__Your goal__:
Output the material exactly, but drop every image it holds.

— begin —

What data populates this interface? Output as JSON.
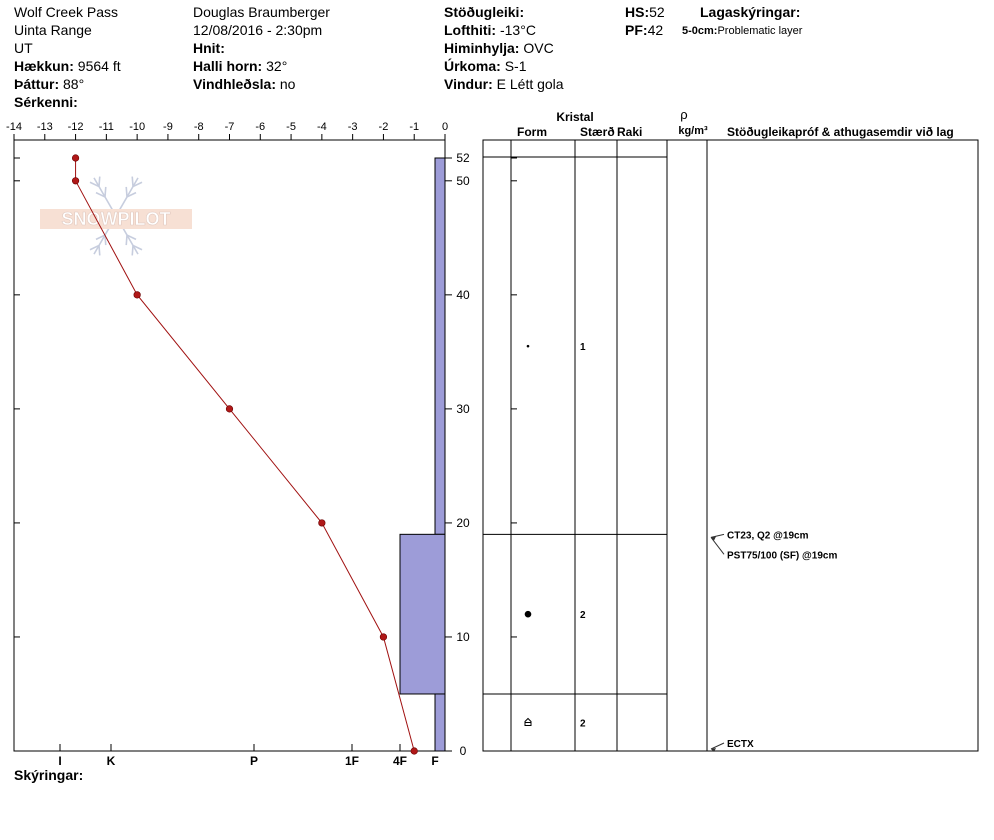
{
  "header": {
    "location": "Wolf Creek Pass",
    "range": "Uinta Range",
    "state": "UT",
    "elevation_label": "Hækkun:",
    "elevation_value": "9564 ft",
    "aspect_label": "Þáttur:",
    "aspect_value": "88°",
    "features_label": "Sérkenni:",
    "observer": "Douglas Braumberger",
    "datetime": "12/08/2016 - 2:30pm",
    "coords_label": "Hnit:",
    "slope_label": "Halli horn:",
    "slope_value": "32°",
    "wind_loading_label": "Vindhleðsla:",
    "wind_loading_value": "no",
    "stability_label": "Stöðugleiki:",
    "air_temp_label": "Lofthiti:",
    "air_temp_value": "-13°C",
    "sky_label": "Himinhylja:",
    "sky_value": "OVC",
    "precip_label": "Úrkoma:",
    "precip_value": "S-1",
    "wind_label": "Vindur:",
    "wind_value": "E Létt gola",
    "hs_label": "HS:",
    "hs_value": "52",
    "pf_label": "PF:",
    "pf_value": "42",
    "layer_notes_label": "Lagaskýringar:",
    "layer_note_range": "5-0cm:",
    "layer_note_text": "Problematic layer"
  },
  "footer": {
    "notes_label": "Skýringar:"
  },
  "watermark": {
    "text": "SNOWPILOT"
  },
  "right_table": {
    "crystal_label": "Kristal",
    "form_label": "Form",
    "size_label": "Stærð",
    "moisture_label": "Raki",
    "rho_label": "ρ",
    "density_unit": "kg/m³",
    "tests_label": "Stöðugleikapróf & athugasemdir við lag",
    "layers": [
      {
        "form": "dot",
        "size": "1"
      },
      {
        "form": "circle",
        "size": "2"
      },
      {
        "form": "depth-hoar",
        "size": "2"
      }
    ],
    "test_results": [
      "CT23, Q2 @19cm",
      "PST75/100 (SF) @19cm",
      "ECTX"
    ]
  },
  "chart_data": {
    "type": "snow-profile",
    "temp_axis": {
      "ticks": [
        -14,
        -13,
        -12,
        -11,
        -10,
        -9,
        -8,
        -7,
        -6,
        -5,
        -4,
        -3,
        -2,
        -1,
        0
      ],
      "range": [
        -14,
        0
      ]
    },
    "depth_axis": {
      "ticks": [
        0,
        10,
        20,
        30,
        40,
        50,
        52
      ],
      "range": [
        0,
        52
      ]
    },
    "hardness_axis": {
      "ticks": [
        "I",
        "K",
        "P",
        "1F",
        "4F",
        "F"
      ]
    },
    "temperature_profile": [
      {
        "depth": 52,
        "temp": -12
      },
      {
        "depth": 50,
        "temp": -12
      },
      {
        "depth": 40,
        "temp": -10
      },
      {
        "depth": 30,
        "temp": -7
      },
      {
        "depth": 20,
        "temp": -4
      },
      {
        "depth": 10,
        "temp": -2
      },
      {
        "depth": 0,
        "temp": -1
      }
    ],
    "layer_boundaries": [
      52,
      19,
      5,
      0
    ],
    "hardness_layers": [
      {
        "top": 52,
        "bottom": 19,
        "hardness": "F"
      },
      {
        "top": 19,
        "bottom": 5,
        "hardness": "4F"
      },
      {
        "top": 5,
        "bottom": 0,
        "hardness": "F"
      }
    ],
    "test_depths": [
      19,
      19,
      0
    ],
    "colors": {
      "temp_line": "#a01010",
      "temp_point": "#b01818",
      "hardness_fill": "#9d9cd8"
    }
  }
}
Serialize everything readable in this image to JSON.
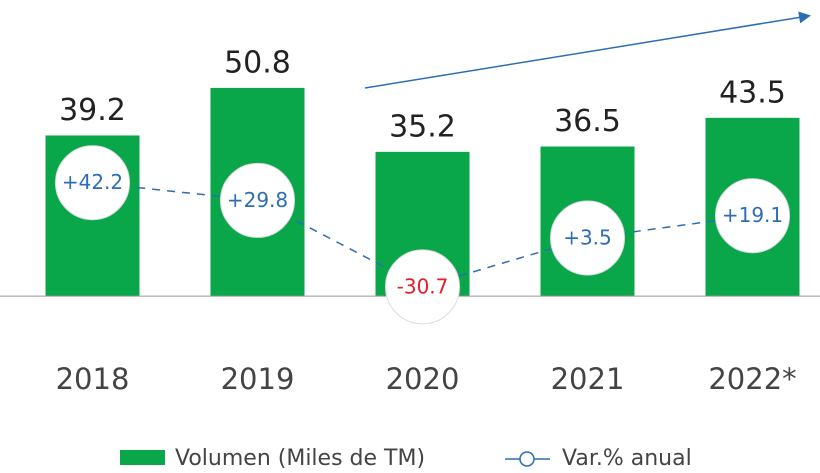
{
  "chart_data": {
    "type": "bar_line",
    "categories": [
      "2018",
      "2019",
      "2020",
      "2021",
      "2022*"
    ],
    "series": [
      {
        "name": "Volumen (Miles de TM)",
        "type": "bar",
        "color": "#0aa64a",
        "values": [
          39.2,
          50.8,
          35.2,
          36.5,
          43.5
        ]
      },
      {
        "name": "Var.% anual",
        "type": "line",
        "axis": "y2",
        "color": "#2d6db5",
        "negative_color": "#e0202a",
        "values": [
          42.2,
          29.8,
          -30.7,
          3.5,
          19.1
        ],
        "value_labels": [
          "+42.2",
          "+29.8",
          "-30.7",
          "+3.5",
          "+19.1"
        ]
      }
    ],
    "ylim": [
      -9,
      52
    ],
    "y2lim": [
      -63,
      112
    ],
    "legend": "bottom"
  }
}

— end —

__Output for this exercise__:
What data populates this interface? Output as JSON.
{
  "header": {
    "location": "Wolf Creek Pass",
    "range": "Uinta Range",
    "state": "UT",
    "elevation_label": "Hækkun:",
    "elevation_value": "9564 ft",
    "aspect_label": "Þáttur:",
    "aspect_value": "88°",
    "features_label": "Sérkenni:",
    "observer": "Douglas Braumberger",
    "datetime": "12/08/2016 - 2:30pm",
    "coords_label": "Hnit:",
    "slope_label": "Halli horn:",
    "slope_value": "32°",
    "wind_loading_label": "Vindhleðsla:",
    "wind_loading_value": "no",
    "stability_label": "Stöðugleiki:",
    "air_temp_label": "Lofthiti:",
    "air_temp_value": "-13°C",
    "sky_label": "Himinhylja:",
    "sky_value": "OVC",
    "precip_label": "Úrkoma:",
    "precip_value": "S-1",
    "wind_label": "Vindur:",
    "wind_value": "E Létt gola",
    "hs_label": "HS:",
    "hs_value": "52",
    "pf_label": "PF:",
    "pf_value": "42",
    "layer_notes_label": "Lagaskýringar:",
    "layer_note_range": "5-0cm:",
    "layer_note_text": "Problematic layer"
  },
  "footer": {
    "notes_label": "Skýringar:"
  },
  "watermark": {
    "text": "SNOWPILOT"
  },
  "right_table": {
    "crystal_label": "Kristal",
    "form_label": "Form",
    "size_label": "Stærð",
    "moisture_label": "Raki",
    "rho_label": "ρ",
    "density_unit": "kg/m³",
    "tests_label": "Stöðugleikapróf & athugasemdir við lag",
    "layers": [
      {
        "form": "dot",
        "size": "1"
      },
      {
        "form": "circle",
        "size": "2"
      },
      {
        "form": "depth-hoar",
        "size": "2"
      }
    ],
    "test_results": [
      "CT23, Q2 @19cm",
      "PST75/100 (SF) @19cm",
      "ECTX"
    ]
  },
  "chart_data": {
    "type": "snow-profile",
    "temp_axis": {
      "ticks": [
        -14,
        -13,
        -12,
        -11,
        -10,
        -9,
        -8,
        -7,
        -6,
        -5,
        -4,
        -3,
        -2,
        -1,
        0
      ],
      "range": [
        -14,
        0
      ]
    },
    "depth_axis": {
      "ticks": [
        0,
        10,
        20,
        30,
        40,
        50,
        52
      ],
      "range": [
        0,
        52
      ]
    },
    "hardness_axis": {
      "ticks": [
        "I",
        "K",
        "P",
        "1F",
        "4F",
        "F"
      ]
    },
    "temperature_profile": [
      {
        "depth": 52,
        "temp": -12
      },
      {
        "depth": 50,
        "temp": -12
      },
      {
        "depth": 40,
        "temp": -10
      },
      {
        "depth": 30,
        "temp": -7
      },
      {
        "depth": 20,
        "temp": -4
      },
      {
        "depth": 10,
        "temp": -2
      },
      {
        "depth": 0,
        "temp": -1
      }
    ],
    "layer_boundaries": [
      52,
      19,
      5,
      0
    ],
    "hardness_layers": [
      {
        "top": 52,
        "bottom": 19,
        "hardness": "F"
      },
      {
        "top": 19,
        "bottom": 5,
        "hardness": "4F"
      },
      {
        "top": 5,
        "bottom": 0,
        "hardness": "F"
      }
    ],
    "test_depths": [
      19,
      19,
      0
    ],
    "colors": {
      "temp_line": "#a01010",
      "temp_point": "#b01818",
      "hardness_fill": "#9d9cd8"
    }
  }
}
Serialize everything readable in this image to JSON.
{
  "chart_data": {
    "type": "bar_line",
    "categories": [
      "2018",
      "2019",
      "2020",
      "2021",
      "2022*"
    ],
    "series": [
      {
        "name": "Volumen (Miles de TM)",
        "type": "bar",
        "color": "#0aa64a",
        "values": [
          39.2,
          50.8,
          35.2,
          36.5,
          43.5
        ]
      },
      {
        "name": "Var.% anual",
        "type": "line",
        "axis": "y2",
        "color": "#2d6db5",
        "negative_color": "#e0202a",
        "values": [
          42.2,
          29.8,
          -30.7,
          3.5,
          19.1
        ],
        "value_labels": [
          "+42.2",
          "+29.8",
          "-30.7",
          "+3.5",
          "+19.1"
        ]
      }
    ],
    "ylim": [
      -9,
      52
    ],
    "y2lim": [
      -63,
      112
    ],
    "legend": "bottom"
  }
}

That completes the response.